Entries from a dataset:
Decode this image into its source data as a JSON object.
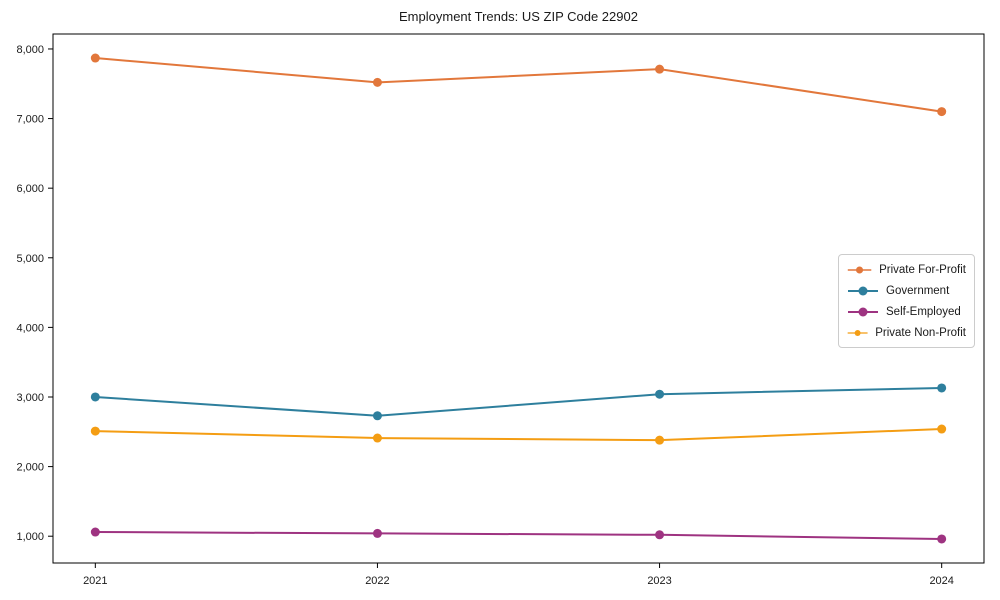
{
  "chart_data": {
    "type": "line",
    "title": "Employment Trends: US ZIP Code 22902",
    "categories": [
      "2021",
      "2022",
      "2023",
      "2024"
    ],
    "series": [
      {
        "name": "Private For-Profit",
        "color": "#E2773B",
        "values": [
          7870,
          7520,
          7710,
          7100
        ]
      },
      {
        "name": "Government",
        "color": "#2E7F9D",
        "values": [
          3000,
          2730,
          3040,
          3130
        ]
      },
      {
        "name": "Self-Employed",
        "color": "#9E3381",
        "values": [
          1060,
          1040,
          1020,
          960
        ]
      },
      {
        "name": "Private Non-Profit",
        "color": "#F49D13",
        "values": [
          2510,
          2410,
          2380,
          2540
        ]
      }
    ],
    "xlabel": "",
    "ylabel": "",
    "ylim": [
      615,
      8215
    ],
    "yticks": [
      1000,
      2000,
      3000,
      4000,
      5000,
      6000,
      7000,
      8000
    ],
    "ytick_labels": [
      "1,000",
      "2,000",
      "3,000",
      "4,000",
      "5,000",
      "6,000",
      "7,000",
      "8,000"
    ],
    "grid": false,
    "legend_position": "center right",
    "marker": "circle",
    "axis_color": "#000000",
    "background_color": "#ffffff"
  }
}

### Exercise aim
Pick out the lines containing the word "Profit" and show them.

### Output of the task
        "name": "Private For-Profit",
        "name": "Private Non-Profit",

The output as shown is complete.